EXERCISE INPUT:
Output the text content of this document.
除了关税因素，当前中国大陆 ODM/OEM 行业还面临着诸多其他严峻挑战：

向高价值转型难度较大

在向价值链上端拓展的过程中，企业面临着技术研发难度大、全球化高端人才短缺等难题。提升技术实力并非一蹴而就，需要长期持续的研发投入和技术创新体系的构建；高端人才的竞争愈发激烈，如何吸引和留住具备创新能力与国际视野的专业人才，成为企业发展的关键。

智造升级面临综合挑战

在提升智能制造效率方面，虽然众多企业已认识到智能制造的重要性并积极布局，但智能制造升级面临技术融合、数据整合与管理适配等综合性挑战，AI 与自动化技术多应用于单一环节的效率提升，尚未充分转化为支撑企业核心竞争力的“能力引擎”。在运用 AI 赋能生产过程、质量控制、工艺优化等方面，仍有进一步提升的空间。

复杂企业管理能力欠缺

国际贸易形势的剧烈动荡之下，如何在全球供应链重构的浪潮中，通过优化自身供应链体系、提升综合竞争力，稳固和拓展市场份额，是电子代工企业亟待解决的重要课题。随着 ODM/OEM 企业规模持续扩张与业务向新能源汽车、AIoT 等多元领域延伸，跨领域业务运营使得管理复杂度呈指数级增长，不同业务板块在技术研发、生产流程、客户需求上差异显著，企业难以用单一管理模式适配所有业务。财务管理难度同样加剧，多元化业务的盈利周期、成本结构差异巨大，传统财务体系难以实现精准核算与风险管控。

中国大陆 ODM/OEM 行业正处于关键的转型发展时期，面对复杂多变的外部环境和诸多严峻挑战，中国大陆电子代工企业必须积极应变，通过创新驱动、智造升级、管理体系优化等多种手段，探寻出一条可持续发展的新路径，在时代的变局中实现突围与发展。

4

TASK OBJECTIVE: Repeat the material above exactly.

RIGHT ANSWER:
Output the text content of this document.
除了关税因素，当前中国大陆 ODM/OEM 行业还面临着诸多其他严峻挑战：

向高价值转型难度较大

在向价值链上端拓展的过程中，企业面临着技术研发难度大、全球化高端人才短缺等难题。提升技术实力并非一蹴而就，需要长期持续的研发投入和技术创新体系的构建；高端人才的竞争愈发激烈，如何吸引和留住具备创新能力与国际视野的专业人才，成为企业发展的关键。

智造升级面临综合挑战

在提升智能制造效率方面，虽然众多企业已认识到智能制造的重要性并积极布局，但智能制造升级面临技术融合、数据整合与管理适配等综合性挑战，AI 与自动化技术多应用于单一环节的效率提升，尚未充分转化为支撑企业核心竞争力的“能力引擎”。在运用 AI 赋能生产过程、质量控制、工艺优化等方面，仍有进一步提升的空间。

复杂企业管理能力欠缺

国际贸易形势的剧烈动荡之下，如何在全球供应链重构的浪潮中，通过优化自身供应链体系、提升综合竞争力，稳固和拓展市场份额，是电子代工企业亟待解决的重要课题。随着 ODM/OEM 企业规模持续扩张与业务向新能源汽车、AIoT 等多元领域延伸，跨领域业务运营使得管理复杂度呈指数级增长，不同业务板块在技术研发、生产流程、客户需求上差异显著，企业难以用单一管理模式适配所有业务。财务管理难度同样加剧，多元化业务的盈利周期、成本结构差异巨大，传统财务体系难以实现精准核算与风险管控。

中国大陆 ODM/OEM 行业正处于关键的转型发展时期，面对复杂多变的外部环境和诸多严峻挑战，中国大陆电子代工企业必须积极应变，通过创新驱动、智造升级、管理体系优化等多种手段，探寻出一条可持续发展的新路径，在时代的变局中实现突围与发展。

4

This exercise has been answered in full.